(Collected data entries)

◇ ◇ ◇ ◇ ◇ ◇ ◇

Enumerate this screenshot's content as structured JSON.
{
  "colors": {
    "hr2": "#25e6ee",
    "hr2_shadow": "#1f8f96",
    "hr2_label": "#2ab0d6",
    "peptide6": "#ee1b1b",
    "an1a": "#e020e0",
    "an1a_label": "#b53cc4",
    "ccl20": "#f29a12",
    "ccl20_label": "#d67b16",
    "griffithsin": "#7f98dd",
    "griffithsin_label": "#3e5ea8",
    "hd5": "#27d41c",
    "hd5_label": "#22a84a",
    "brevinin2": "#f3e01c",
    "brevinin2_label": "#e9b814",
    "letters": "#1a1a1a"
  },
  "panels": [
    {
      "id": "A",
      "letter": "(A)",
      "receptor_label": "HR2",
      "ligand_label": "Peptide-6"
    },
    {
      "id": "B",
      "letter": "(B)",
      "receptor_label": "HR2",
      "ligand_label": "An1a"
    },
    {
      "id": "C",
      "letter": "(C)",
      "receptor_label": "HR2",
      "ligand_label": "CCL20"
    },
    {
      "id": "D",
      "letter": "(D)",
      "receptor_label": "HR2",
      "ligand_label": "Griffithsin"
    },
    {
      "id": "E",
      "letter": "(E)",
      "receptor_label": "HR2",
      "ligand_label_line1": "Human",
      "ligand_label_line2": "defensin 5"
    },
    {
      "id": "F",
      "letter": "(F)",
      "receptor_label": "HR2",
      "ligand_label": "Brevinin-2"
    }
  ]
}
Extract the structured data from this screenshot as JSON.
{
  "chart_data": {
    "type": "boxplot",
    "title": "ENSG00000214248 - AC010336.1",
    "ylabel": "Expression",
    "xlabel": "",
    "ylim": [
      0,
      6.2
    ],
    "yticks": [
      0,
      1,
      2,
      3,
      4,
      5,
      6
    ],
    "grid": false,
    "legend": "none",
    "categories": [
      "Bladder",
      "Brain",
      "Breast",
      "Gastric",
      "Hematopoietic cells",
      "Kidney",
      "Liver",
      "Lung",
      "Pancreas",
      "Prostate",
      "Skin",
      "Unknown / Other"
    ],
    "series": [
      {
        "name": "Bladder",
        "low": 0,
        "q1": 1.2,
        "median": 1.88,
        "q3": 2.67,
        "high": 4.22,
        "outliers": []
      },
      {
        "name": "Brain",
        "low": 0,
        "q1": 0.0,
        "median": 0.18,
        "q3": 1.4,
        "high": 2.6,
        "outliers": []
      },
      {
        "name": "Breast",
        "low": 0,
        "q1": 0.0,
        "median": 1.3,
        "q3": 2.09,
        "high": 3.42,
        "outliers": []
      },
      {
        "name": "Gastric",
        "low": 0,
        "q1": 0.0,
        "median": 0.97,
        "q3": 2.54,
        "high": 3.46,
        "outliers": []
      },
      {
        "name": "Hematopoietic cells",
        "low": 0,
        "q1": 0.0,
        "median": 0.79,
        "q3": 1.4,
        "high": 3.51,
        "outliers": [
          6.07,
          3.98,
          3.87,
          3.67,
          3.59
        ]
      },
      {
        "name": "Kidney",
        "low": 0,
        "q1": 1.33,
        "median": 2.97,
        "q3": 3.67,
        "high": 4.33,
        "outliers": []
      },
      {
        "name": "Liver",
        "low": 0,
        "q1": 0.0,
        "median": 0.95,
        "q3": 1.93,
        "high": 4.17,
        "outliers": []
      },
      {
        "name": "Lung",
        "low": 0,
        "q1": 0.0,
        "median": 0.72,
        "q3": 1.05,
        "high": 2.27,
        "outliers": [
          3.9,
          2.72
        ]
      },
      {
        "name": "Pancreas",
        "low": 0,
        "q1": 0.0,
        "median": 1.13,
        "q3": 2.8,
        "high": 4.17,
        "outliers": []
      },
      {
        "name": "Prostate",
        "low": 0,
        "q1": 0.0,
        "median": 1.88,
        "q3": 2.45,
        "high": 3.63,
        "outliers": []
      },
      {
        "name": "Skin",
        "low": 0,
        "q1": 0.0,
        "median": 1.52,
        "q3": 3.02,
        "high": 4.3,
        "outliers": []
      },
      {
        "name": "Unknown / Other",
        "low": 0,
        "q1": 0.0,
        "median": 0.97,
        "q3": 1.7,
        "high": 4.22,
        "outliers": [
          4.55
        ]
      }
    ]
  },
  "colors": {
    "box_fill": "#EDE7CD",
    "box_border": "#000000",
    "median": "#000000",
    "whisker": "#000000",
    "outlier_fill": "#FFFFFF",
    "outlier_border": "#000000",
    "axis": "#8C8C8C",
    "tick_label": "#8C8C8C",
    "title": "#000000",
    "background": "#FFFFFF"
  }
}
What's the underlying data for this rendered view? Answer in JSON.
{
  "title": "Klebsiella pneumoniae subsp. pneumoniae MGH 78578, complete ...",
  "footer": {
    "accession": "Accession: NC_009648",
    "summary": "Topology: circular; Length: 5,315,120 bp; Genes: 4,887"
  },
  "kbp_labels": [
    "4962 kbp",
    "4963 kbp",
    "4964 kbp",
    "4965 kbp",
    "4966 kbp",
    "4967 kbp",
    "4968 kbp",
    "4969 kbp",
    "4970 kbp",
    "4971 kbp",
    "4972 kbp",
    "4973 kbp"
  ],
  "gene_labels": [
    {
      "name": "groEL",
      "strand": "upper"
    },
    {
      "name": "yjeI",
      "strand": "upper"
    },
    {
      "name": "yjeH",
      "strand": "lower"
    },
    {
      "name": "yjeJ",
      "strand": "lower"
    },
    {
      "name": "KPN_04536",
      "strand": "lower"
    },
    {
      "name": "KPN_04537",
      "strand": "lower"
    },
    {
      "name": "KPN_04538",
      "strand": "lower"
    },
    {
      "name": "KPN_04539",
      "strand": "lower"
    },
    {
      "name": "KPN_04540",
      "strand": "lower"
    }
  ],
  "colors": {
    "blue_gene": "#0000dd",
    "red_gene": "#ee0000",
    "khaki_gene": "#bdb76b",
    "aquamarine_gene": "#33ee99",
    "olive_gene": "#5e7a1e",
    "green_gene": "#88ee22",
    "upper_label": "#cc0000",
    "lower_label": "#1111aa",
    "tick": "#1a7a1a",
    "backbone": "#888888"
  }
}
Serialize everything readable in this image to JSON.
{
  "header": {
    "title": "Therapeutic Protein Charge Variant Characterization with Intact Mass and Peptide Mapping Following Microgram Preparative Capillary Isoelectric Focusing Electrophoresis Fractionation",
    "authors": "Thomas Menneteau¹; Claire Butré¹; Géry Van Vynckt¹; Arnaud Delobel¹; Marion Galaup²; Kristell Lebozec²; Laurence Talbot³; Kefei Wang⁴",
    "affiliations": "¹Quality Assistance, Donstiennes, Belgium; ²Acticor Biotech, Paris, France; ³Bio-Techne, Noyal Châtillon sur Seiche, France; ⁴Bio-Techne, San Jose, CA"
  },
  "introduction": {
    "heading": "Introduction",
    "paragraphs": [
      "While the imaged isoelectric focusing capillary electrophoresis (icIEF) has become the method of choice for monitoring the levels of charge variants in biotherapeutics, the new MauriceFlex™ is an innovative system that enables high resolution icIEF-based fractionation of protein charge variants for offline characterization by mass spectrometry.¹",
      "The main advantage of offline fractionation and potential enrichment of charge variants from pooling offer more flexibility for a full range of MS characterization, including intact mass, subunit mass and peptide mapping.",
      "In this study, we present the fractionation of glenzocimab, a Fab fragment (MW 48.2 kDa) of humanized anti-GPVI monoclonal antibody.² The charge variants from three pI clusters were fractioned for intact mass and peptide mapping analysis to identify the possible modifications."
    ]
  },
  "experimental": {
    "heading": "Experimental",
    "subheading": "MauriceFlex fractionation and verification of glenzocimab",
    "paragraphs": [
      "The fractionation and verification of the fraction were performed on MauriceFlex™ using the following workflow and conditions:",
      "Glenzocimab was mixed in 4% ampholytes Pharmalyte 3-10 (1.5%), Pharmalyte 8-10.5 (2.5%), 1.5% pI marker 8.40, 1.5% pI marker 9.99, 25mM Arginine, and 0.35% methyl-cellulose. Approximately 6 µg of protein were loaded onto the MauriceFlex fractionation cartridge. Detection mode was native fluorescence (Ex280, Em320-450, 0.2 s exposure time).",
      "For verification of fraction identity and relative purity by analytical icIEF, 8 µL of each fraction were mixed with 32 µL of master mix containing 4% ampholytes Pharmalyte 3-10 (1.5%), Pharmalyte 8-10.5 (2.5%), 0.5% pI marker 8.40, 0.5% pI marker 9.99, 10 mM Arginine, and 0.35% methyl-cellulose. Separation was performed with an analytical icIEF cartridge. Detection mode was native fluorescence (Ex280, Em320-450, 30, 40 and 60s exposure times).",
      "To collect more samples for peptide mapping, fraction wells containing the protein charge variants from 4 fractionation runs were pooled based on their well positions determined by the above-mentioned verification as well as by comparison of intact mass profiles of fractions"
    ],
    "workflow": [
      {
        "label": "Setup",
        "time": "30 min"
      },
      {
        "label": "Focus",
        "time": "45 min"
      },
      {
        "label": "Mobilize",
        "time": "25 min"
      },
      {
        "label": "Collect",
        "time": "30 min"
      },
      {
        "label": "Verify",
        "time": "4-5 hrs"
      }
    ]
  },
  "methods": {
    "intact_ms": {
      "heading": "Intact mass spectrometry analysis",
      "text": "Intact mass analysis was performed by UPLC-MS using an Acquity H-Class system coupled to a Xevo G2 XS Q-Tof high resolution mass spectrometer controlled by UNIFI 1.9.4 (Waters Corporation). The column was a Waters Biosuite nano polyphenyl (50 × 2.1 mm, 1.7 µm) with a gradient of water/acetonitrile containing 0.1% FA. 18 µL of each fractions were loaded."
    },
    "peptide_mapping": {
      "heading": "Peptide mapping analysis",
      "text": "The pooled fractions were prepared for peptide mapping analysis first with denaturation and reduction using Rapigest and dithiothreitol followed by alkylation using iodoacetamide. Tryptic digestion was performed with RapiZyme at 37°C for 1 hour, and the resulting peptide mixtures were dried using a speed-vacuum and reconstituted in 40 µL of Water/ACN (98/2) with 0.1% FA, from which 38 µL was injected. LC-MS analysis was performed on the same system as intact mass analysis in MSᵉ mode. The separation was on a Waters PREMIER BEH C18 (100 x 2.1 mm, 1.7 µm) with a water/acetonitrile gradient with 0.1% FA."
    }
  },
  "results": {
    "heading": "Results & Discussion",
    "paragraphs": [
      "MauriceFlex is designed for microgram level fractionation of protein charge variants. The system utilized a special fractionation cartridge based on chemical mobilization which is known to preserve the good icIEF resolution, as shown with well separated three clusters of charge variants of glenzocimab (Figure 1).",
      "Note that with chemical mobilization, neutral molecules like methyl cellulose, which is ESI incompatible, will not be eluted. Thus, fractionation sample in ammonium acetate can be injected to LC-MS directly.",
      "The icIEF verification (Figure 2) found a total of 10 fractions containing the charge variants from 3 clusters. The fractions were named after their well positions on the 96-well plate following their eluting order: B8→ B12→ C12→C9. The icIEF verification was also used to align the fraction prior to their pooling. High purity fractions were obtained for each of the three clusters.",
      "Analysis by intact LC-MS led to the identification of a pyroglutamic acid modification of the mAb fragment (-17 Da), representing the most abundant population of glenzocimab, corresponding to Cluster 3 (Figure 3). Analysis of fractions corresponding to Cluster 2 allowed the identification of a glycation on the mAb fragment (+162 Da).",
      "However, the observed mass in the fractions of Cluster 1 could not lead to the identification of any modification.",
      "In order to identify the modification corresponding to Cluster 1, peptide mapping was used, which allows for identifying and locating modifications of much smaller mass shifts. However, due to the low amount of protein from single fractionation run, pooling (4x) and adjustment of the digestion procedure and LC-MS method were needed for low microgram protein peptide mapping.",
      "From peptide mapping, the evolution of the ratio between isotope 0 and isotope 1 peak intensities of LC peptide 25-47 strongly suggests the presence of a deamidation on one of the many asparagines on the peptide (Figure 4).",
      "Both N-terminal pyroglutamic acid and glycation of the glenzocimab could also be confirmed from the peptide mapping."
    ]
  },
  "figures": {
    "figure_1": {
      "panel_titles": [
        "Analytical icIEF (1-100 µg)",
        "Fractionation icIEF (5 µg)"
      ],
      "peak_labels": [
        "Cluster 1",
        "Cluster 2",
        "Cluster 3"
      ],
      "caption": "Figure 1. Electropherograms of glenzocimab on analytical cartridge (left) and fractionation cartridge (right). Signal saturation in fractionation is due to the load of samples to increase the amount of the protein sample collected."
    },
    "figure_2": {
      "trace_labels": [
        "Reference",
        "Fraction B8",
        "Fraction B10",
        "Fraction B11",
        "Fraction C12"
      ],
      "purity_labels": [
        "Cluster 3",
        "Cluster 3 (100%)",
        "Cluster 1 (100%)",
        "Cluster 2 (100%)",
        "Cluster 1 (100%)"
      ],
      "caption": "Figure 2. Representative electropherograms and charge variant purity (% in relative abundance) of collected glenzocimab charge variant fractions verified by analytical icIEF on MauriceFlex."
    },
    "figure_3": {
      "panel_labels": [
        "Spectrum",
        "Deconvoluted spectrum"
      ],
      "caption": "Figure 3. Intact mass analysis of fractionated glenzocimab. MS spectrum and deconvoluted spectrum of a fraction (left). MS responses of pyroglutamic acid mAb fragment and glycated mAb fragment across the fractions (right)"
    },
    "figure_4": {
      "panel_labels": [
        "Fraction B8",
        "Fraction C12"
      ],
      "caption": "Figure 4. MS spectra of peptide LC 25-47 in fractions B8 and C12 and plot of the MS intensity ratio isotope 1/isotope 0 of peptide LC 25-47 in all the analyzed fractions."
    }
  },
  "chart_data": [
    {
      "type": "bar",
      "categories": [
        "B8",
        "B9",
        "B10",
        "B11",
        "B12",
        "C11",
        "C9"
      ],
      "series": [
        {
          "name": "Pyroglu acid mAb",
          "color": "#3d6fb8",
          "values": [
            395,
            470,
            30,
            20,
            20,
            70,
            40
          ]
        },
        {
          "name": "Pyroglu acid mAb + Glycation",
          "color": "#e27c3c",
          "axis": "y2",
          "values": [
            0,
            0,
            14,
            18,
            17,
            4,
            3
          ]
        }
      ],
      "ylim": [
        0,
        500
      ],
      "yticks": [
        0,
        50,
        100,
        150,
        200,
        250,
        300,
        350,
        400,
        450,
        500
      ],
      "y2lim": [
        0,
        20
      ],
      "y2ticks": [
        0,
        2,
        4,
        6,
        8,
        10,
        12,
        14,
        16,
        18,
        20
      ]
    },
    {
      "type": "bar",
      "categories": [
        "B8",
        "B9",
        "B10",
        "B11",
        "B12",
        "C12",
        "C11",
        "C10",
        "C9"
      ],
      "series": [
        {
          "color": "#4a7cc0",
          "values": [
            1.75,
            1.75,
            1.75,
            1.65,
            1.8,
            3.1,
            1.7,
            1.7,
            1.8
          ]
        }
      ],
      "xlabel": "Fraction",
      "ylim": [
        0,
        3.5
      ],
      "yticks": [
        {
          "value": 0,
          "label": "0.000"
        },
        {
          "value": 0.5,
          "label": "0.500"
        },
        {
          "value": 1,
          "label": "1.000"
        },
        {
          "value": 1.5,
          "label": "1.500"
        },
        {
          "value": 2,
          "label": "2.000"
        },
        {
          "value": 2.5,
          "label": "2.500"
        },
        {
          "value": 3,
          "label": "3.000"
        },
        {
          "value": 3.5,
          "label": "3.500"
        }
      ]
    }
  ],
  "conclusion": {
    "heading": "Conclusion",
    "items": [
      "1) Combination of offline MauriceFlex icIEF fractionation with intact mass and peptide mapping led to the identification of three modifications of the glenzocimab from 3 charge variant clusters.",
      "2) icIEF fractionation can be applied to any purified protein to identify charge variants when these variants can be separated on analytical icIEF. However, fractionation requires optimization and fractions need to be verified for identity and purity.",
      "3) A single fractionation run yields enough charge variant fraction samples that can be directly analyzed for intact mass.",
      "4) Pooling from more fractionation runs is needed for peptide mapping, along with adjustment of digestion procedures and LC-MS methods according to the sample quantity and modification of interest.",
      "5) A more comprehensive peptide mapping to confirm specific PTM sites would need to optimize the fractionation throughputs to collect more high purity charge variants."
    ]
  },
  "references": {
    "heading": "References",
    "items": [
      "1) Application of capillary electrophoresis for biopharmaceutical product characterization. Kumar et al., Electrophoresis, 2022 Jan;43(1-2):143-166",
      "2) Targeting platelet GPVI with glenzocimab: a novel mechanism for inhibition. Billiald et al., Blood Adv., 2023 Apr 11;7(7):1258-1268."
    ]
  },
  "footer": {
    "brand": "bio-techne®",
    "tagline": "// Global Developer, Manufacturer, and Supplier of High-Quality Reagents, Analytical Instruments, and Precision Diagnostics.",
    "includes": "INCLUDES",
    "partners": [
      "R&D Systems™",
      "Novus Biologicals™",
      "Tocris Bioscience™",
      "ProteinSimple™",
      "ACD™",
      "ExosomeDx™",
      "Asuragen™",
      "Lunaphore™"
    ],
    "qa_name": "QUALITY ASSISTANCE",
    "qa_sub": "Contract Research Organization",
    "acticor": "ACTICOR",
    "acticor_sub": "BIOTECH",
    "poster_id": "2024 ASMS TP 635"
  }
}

◇ ◇ ◇ ◇ ◇ ◇ ◇

Report each line in the preceding entries that holds the string "JSON".

Enumerate this screenshot's content as structured JSON.
Extract the structured data from this screenshot as JSON.
What's the underlying data for this rendered view? Answer in JSON.
Serialize everything readable in this image to JSON.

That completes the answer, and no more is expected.